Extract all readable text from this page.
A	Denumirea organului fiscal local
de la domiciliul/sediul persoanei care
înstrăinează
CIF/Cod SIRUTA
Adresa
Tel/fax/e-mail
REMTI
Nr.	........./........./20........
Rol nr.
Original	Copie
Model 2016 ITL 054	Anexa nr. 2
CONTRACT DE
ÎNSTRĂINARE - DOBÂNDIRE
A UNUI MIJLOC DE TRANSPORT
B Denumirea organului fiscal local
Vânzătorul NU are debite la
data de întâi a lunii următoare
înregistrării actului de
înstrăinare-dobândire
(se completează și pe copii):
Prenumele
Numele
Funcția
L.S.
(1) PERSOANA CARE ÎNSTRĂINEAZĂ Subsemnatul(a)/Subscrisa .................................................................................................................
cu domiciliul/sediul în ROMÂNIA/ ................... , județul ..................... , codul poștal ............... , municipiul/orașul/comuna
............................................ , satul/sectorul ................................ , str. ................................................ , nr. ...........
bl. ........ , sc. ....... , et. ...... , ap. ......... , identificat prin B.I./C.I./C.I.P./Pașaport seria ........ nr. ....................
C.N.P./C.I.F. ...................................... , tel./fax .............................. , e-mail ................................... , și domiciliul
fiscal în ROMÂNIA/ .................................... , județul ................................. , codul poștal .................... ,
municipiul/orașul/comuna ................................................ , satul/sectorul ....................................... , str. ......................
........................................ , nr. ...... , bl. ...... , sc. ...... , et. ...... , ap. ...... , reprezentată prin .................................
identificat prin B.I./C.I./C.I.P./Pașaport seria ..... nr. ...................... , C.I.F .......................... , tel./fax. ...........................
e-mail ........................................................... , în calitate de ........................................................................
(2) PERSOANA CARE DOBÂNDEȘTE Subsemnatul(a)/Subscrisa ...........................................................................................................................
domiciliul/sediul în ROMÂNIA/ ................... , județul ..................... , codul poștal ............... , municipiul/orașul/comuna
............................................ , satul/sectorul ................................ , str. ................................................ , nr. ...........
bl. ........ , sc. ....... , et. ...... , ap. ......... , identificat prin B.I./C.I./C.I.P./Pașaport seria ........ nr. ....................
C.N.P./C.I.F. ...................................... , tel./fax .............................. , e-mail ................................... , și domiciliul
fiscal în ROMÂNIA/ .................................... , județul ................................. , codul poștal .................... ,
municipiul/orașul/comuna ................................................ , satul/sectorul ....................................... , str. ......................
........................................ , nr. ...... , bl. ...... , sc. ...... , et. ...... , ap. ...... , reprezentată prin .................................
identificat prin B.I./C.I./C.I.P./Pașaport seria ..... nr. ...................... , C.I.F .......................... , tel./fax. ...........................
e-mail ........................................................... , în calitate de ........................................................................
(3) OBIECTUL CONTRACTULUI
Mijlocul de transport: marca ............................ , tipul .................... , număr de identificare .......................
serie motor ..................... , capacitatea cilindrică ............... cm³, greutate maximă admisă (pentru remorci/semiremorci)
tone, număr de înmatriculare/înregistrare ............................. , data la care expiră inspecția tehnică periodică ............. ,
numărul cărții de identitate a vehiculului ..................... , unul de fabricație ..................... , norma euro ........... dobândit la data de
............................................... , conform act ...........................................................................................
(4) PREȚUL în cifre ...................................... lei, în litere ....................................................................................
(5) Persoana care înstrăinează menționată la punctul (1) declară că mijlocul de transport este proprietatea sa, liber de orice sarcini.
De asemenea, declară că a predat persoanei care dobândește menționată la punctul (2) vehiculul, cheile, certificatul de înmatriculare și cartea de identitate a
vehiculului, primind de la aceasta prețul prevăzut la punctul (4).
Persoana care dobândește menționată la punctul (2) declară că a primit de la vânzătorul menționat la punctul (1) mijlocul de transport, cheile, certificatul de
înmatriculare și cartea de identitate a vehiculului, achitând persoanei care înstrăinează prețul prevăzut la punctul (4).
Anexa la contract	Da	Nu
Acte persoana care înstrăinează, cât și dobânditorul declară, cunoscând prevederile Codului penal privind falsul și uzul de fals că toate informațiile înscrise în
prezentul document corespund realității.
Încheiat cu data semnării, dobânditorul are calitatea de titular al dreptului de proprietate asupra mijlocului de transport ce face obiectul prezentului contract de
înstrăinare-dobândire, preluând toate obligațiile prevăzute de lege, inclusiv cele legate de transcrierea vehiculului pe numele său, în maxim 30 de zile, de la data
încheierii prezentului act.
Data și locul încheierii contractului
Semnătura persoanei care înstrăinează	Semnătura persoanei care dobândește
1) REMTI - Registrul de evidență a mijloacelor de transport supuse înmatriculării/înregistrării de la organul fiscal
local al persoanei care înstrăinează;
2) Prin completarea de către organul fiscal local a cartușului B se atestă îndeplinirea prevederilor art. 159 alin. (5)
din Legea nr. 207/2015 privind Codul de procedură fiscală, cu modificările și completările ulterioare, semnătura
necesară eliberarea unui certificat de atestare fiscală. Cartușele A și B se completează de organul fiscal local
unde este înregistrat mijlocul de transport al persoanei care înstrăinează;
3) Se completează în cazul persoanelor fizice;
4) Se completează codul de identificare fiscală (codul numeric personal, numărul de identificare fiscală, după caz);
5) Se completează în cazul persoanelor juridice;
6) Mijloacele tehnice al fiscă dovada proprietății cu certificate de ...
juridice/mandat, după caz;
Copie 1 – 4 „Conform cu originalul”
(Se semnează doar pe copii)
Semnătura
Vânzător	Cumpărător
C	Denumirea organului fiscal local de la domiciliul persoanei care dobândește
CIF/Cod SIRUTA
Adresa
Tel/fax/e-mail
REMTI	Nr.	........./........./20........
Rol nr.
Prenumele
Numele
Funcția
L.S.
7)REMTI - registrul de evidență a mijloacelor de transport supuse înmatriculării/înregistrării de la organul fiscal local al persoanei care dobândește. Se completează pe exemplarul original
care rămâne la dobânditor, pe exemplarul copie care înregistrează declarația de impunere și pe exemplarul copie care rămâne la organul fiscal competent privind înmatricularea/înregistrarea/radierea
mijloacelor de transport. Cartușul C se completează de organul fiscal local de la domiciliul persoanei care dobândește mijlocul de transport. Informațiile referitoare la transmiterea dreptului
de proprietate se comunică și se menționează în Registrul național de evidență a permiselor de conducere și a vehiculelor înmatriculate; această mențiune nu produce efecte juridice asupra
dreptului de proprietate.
☆ ☆ ☆ ☆
WRITTEN PROBLEM: Transcribe the whole listing with nothing added or left out.

EXERCISE RESPONSE:
Extract all readable text from this page.
A	Denumirea organului fiscal local
de la domiciliul/sediul persoanei care
înstrăinează
CIF/Cod SIRUTA
Adresa
Tel/fax/e-mail
REMTI
Nr.	........./........./20........
Rol nr.
Original	Copie
Model 2016 ITL 054	Anexa nr. 2
CONTRACT DE
ÎNSTRĂINARE - DOBÂNDIRE
A UNUI MIJLOC DE TRANSPORT
B Denumirea organului fiscal local
Vânzătorul NU are debite la
data de întâi a lunii următoare
înregistrării actului de
înstrăinare-dobândire
(se completează și pe copii):
Prenumele
Numele
Funcția
L.S.
(1) PERSOANA CARE ÎNSTRĂINEAZĂ Subsemnatul(a)/Subscrisa .................................................................................................................
cu domiciliul/sediul în ROMÂNIA/ ................... , județul ..................... , codul poștal ............... , municipiul/orașul/comuna
............................................ , satul/sectorul ................................ , str. ................................................ , nr. ...........
bl. ........ , sc. ....... , et. ...... , ap. ......... , identificat prin B.I./C.I./C.I.P./Pașaport seria ........ nr. ....................
C.N.P./C.I.F. ...................................... , tel./fax .............................. , e-mail ................................... , și domiciliul
fiscal în ROMÂNIA/ .................................... , județul ................................. , codul poștal .................... ,
municipiul/orașul/comuna ................................................ , satul/sectorul ....................................... , str. ......................
........................................ , nr. ...... , bl. ...... , sc. ...... , et. ...... , ap. ...... , reprezentată prin .................................
identificat prin B.I./C.I./C.I.P./Pașaport seria ..... nr. ...................... , C.I.F .......................... , tel./fax. ...........................
e-mail ........................................................... , în calitate de ........................................................................
(2) PERSOANA CARE DOBÂNDEȘTE Subsemnatul(a)/Subscrisa ...........................................................................................................................
domiciliul/sediul în ROMÂNIA/ ................... , județul ..................... , codul poștal ............... , municipiul/orașul/comuna
............................................ , satul/sectorul ................................ , str. ................................................ , nr. ...........
bl. ........ , sc. ....... , et. ...... , ap. ......... , identificat prin B.I./C.I./C.I.P./Pașaport seria ........ nr. ....................
C.N.P./C.I.F. ...................................... , tel./fax .............................. , e-mail ................................... , și domiciliul
fiscal în ROMÂNIA/ .................................... , județul ................................. , codul poștal .................... ,
municipiul/orașul/comuna ................................................ , satul/sectorul ....................................... , str. ......................
........................................ , nr. ...... , bl. ...... , sc. ...... , et. ...... , ap. ...... , reprezentată prin .................................
identificat prin B.I./C.I./C.I.P./Pașaport seria ..... nr. ...................... , C.I.F .......................... , tel./fax. ...........................
e-mail ........................................................... , în calitate de ........................................................................
(3) OBIECTUL CONTRACTULUI
Mijlocul de transport: marca ............................ , tipul .................... , număr de identificare .......................
serie motor ..................... , capacitatea cilindrică ............... cm³, greutate maximă admisă (pentru remorci/semiremorci)
tone, număr de înmatriculare/înregistrare ............................. , data la care expiră inspecția tehnică periodică ............. ,
numărul cărții de identitate a vehiculului ..................... , unul de fabricație ..................... , norma euro ........... dobândit la data de
............................................... , conform act ...........................................................................................
(4) PREȚUL în cifre ...................................... lei, în litere ....................................................................................
(5) Persoana care înstrăinează menționată la punctul (1) declară că mijlocul de transport este proprietatea sa, liber de orice sarcini.
De asemenea, declară că a predat persoanei care dobândește menționată la punctul (2) vehiculul, cheile, certificatul de înmatriculare și cartea de identitate a
vehiculului, primind de la aceasta prețul prevăzut la punctul (4).
Persoana care dobândește menționată la punctul (2) declară că a primit de la vânzătorul menționat la punctul (1) mijlocul de transport, cheile, certificatul de
înmatriculare și cartea de identitate a vehiculului, achitând persoanei care înstrăinează prețul prevăzut la punctul (4).
Anexa la contract	Da	Nu
Acte persoana care înstrăinează, cât și dobânditorul declară, cunoscând prevederile Codului penal privind falsul și uzul de fals că toate informațiile înscrise în
prezentul document corespund realității.
Încheiat cu data semnării, dobânditorul are calitatea de titular al dreptului de proprietate asupra mijlocului de transport ce face obiectul prezentului contract de
înstrăinare-dobândire, preluând toate obligațiile prevăzute de lege, inclusiv cele legate de transcrierea vehiculului pe numele său, în maxim 30 de zile, de la data
încheierii prezentului act.
Data și locul încheierii contractului
Semnătura persoanei care înstrăinează	Semnătura persoanei care dobândește
1) REMTI - Registrul de evidență a mijloacelor de transport supuse înmatriculării/înregistrării de la organul fiscal
local al persoanei care înstrăinează;
2) Prin completarea de către organul fiscal local a cartușului B se atestă îndeplinirea prevederilor art. 159 alin. (5)
din Legea nr. 207/2015 privind Codul de procedură fiscală, cu modificările și completările ulterioare, semnătura
necesară eliberarea unui certificat de atestare fiscală. Cartușele A și B se completează de organul fiscal local
unde este înregistrat mijlocul de transport al persoanei care înstrăinează;
3) Se completează în cazul persoanelor fizice;
4) Se completează codul de identificare fiscală (codul numeric personal, numărul de identificare fiscală, după caz);
5) Se completează în cazul persoanelor juridice;
6) Mijloacele tehnice al fiscă dovada proprietății cu certificate de ...
juridice/mandat, după caz;
Copie 1 – 4 „Conform cu originalul”
(Se semnează doar pe copii)
Semnătura
Vânzător	Cumpărător
C	Denumirea organului fiscal local de la domiciliul persoanei care dobândește
CIF/Cod SIRUTA
Adresa
Tel/fax/e-mail
REMTI	Nr.	........./........./20........
Rol nr.
Prenumele
Numele
Funcția
L.S.
7)REMTI - registrul de evidență a mijloacelor de transport supuse înmatriculării/înregistrării de la organul fiscal local al persoanei care dobândește. Se completează pe exemplarul original
care rămâne la dobânditor, pe exemplarul copie care înregistrează declarația de impunere și pe exemplarul copie care rămâne la organul fiscal competent privind înmatricularea/înregistrarea/radierea
mijloacelor de transport. Cartușul C se completează de organul fiscal local de la domiciliul persoanei care dobândește mijlocul de transport. Informațiile referitoare la transmiterea dreptului
de proprietate se comunică și se menționează în Registrul național de evidență a permiselor de conducere și a vehiculelor înmatriculate; această mențiune nu produce efecte juridice asupra
dreptului de proprietate.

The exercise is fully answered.